» RECORD SET
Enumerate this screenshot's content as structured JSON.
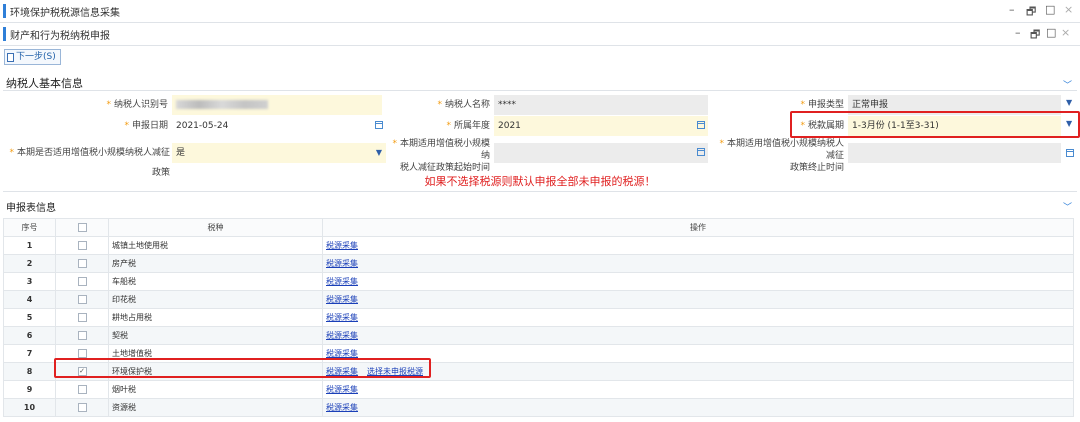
{
  "outer_window": {
    "title": "环境保护税税源信息采集",
    "controls": [
      "–",
      "🗗",
      "□",
      "×"
    ]
  },
  "inner_window": {
    "title": "财产和行为税纳税申报",
    "controls": [
      "–",
      "🗗",
      "□",
      "×"
    ]
  },
  "toolbar": {
    "next_label": "下一步(S)"
  },
  "taxpayer_section": {
    "title": "纳税人基本信息",
    "fields": {
      "taxpayer_id": {
        "label": "纳税人识别号",
        "value": ""
      },
      "taxpayer_name": {
        "label": "纳税人名称",
        "value": "****"
      },
      "declare_type": {
        "label": "申报类型",
        "value": "正常申报"
      },
      "declare_date": {
        "label": "申报日期",
        "value": "2021-05-24"
      },
      "year": {
        "label": "所属年度",
        "value": "2021"
      },
      "tax_period": {
        "label": "税款属期",
        "value": "1-3月份 (1-1至3-31)"
      },
      "small_scale_policy": {
        "label": "本期是否适用增值税小规模纳税人减征政策",
        "value": "是"
      },
      "policy_start": {
        "label_line1": "本期适用增值税小规模纳",
        "label_line2": "税人减征政策起始时间",
        "value": ""
      },
      "policy_end": {
        "label_line1": "本期适用增值税小规模纳税人减征",
        "label_line2": "政策终止时间",
        "value": ""
      }
    }
  },
  "notice": "如果不选择税源则默认申报全部未申报的税源！",
  "declare_section": {
    "title": "申报表信息",
    "columns": {
      "index": "序号",
      "tax_type": "税种",
      "action": "操作"
    },
    "rows": [
      {
        "no": "1",
        "name": "城镇土地使用税",
        "checked": false,
        "links": [
          "税源采集"
        ]
      },
      {
        "no": "2",
        "name": "房产税",
        "checked": false,
        "links": [
          "税源采集"
        ]
      },
      {
        "no": "3",
        "name": "车船税",
        "checked": false,
        "links": [
          "税源采集"
        ]
      },
      {
        "no": "4",
        "name": "印花税",
        "checked": false,
        "links": [
          "税源采集"
        ]
      },
      {
        "no": "5",
        "name": "耕地占用税",
        "checked": false,
        "links": [
          "税源采集"
        ]
      },
      {
        "no": "6",
        "name": "契税",
        "checked": false,
        "links": [
          "税源采集"
        ]
      },
      {
        "no": "7",
        "name": "土地增值税",
        "checked": false,
        "links": [
          "税源采集"
        ]
      },
      {
        "no": "8",
        "name": "环境保护税",
        "checked": true,
        "links": [
          "税源采集",
          "选择未申报税源"
        ]
      },
      {
        "no": "9",
        "name": "烟叶税",
        "checked": false,
        "links": [
          "税源采集"
        ]
      },
      {
        "no": "10",
        "name": "资源税",
        "checked": false,
        "links": [
          "税源采集"
        ]
      }
    ]
  },
  "colors": {
    "accent": "#2f7fd8",
    "highlight": "#e02020",
    "link": "#1a3fb8",
    "required": "#f39c12"
  }
}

» WORK REQUIRED
Copy all lines from the entries that contain the word "title".

» SOLUTION FOR THIS TASK
    "title": "环境保护税税源信息采集",
    "title": "财产和行为税纳税申报",
    "title": "纳税人基本信息",
    "title": "申报表信息",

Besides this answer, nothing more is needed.